What you need to do>
#1 Print everything in the Publishing engine passage from "Invent Context —" down to "as the template." without changing a word.
#2 Write the next part of the Publishing engine passage, beginning right after its final sentence.

This structure embodies that principle:
"Publishing's core competency isn't any single vertical — it's the ability to commercialize training content at scale. The playbook is repeatable: take a SKU, open a lane, apply marketing/sales/support across retail, SCORM, and channel."
This structure enables that scalability:
Publishing is Engine 1 of 4. This document establishes the pattern that will be replicated for:
Operate Context — Running trusted programs for regulators and associations. Core question: "Can we run this safely, consistently, and in a way that holds up over time?"
Support Context — Shared services and platform infrastructure. Core question: "Can the business rely on this without escalation?"
Invent Context — Building future capabilities before commercialization. Core question: "Would owning this capability meaningfully change our position?"
Each engine will receive the same rigor:
Sofia Aziz's engagement will complete this work, building Institutional, Enterprise, and Labs structures using this Publishing document as the template.

Record set>
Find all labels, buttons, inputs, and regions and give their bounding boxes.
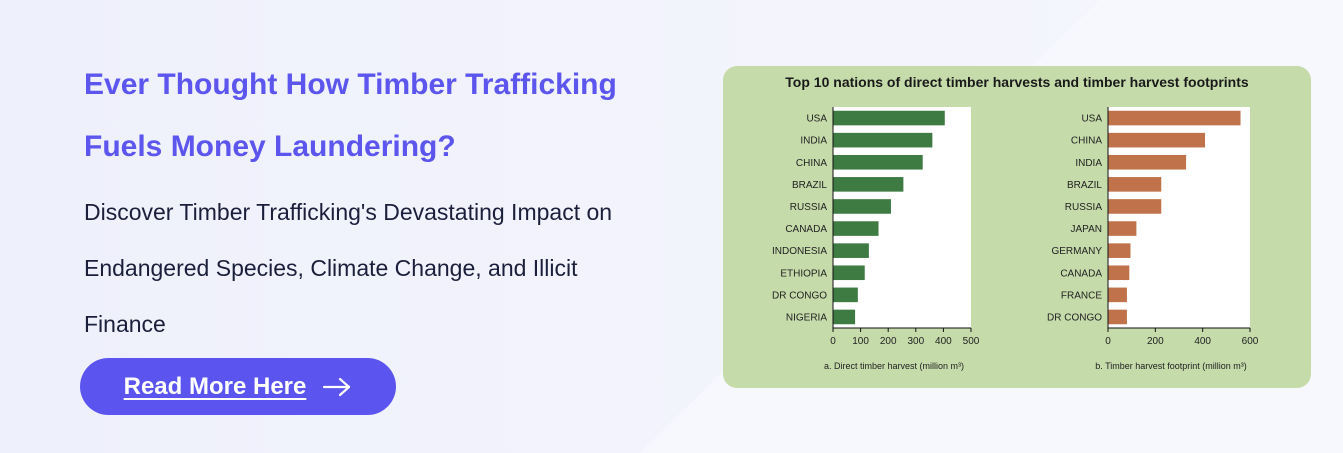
- bar-b-10: [1108, 309, 1127, 325]
- bar-a-6: [833, 221, 879, 236]
- read-more-label: Read More Here: [123, 372, 307, 400]
- tick-label-b-1: 0: [1105, 336, 1111, 347]
- bar-b-2: [1108, 132, 1206, 148]
- category-label-b-7: GERMANY: [1051, 246, 1102, 257]
- chart-panel-a: USA INDIA CHINA BRAZIL RUSSIA CANADA INDONESIA…: [772, 107, 980, 371]
- x-axis-title-a: a. Direct timber harvest (million m³): [824, 361, 964, 371]
- bar-b-7: [1108, 243, 1131, 258]
- bar-a-2: [833, 132, 933, 148]
- category-label-a-7: INDONESIA: [772, 246, 827, 257]
- category-label-a-4: BRAZIL: [792, 180, 827, 191]
- subtext-line-3: Finance: [84, 311, 166, 337]
- tick-label-b-4: 600: [1242, 336, 1259, 347]
- category-label-b-10: DR CONGO: [1047, 312, 1102, 323]
- category-label-b-8: CANADA: [1060, 268, 1102, 279]
- bar-b-8: [1108, 265, 1130, 281]
- bar-b-3: [1108, 154, 1187, 170]
- tick-label-b-2: 200: [1147, 336, 1164, 347]
- tick-label-a-4: 300: [907, 336, 924, 347]
- chart-title: Top 10 nations of direct timber harvests…: [785, 74, 1249, 90]
- tick-label-a-3: 200: [880, 336, 897, 347]
- headline: Ever Thought How Timber Trafficking Fuel…: [84, 54, 704, 178]
- category-label-b-6: JAPAN: [1071, 224, 1103, 235]
- category-label-a-2: INDIA: [800, 136, 827, 147]
- subtext: Discover Timber Trafficking's Devastatin…: [84, 184, 714, 352]
- subtext-line-2: Endangered Species, Climate Change, and …: [84, 255, 578, 281]
- tick-label-a-5: 400: [935, 336, 952, 347]
- chart-card: Top 10 nations of direct timber harvests…: [723, 66, 1311, 388]
- bar-b-6: [1108, 221, 1137, 236]
- read-more-button[interactable]: Read More Here: [80, 358, 396, 415]
- tick-label-b-3: 400: [1194, 336, 1211, 347]
- x-axis-title-b: b. Timber harvest footprint (million m³): [1095, 361, 1247, 371]
- bar-a-5: [833, 199, 891, 214]
- category-label-a-10: NIGERIA: [786, 312, 827, 323]
- bar-b-1: [1108, 110, 1241, 126]
- category-label-b-1: USA: [1081, 114, 1102, 125]
- category-label-a-9: DR CONGO: [772, 290, 827, 301]
- category-label-b-2: CHINA: [1071, 136, 1102, 147]
- category-label-a-1: USA: [806, 114, 827, 125]
- timber-chart: Top 10 nations of direct timber harvests…: [772, 74, 1259, 371]
- category-label-a-8: ETHIOPIA: [780, 268, 827, 279]
- bar-a-10: [833, 309, 856, 325]
- category-label-a-3: CHINA: [796, 158, 827, 169]
- tick-label-a-6: 500: [963, 336, 980, 347]
- bar-a-8: [833, 265, 865, 281]
- chart-panel-b: USA CHINA INDIA BRAZIL RUSSIA JAPAN GERMANY CAN…: [1047, 107, 1259, 371]
- category-label-a-5: RUSSIA: [790, 202, 828, 213]
- tick-label-a-2: 100: [852, 336, 869, 347]
- category-label-b-3: INDIA: [1075, 158, 1102, 169]
- category-label-a-6: CANADA: [785, 224, 827, 235]
- bar-a-3: [833, 154, 923, 170]
- bar-a-7: [833, 243, 869, 258]
- subtext-line-1: Discover Timber Trafficking's Devastatin…: [84, 199, 613, 225]
- category-label-b-5: RUSSIA: [1065, 202, 1103, 213]
- bar-a-4: [833, 177, 904, 192]
- bar-b-5: [1108, 199, 1162, 214]
- category-label-b-9: FRANCE: [1061, 290, 1102, 301]
- arrow-right-icon: [323, 377, 351, 396]
- category-label-b-4: BRAZIL: [1067, 180, 1102, 191]
- bar-b-9: [1108, 287, 1127, 303]
- headline-line-2: Fuels Money Laundering?: [84, 130, 456, 163]
- tick-label-a-1: 0: [830, 336, 836, 347]
- bar-a-9: [833, 287, 858, 303]
- bar-a-1: [833, 110, 945, 126]
- headline-line-1: Ever Thought How Timber Trafficking: [84, 68, 617, 101]
- bar-b-4: [1108, 177, 1162, 192]
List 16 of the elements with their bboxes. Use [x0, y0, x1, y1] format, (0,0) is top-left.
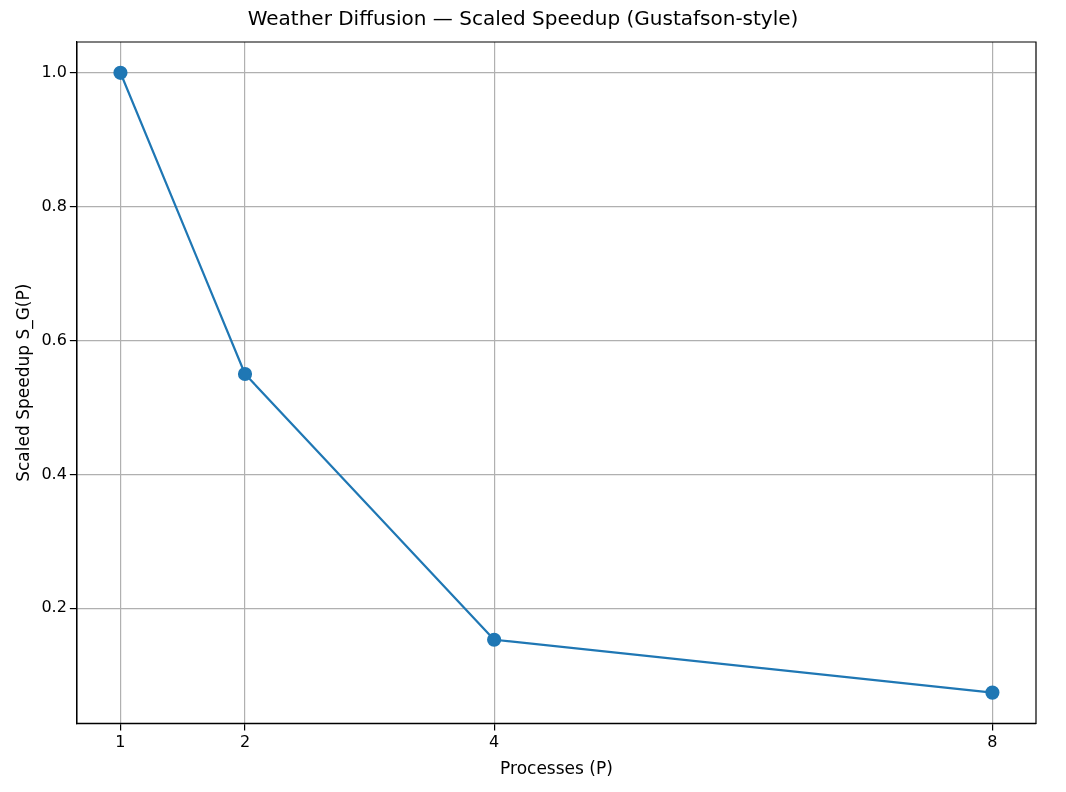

Task-by-task results>
#1
Invent Context — Building future capabilities before commercialization. Core question: "Would owning this capability meaningfully change our position?"
Each engine will receive the same rigor:
Sofia Aziz's engagement will complete this work, building Institutional, Enterprise, and Labs structures using this Publishing document as the template.

#2
| Document | Purpose | Audience |
|---|---|---|
| Manifesto: A Reflection on Leadership and Clarity | Conceptual foundation (Why) | Leadership — Chris, Glenn, GMs |
| Organizational Blueprint: Four Engines, Four Realities | Structural design (What) | Leadership + Sofia (EOS framework) |
| WKT Publishing: Growth Engine Structure (This Document) | Detailed implementation (How) — Engine 1 | Publishing GM + Sofia + hiring team |
| Throughline Narrative | How the three documents connect, pattern for remaining engines | Sofia (engagement foundation) |
For Sofia's kickoff: Read all four documents in order (Manifesto → Blueprint → Publishing → Throughline) to understand the full context before beginning the accountability chart exercise.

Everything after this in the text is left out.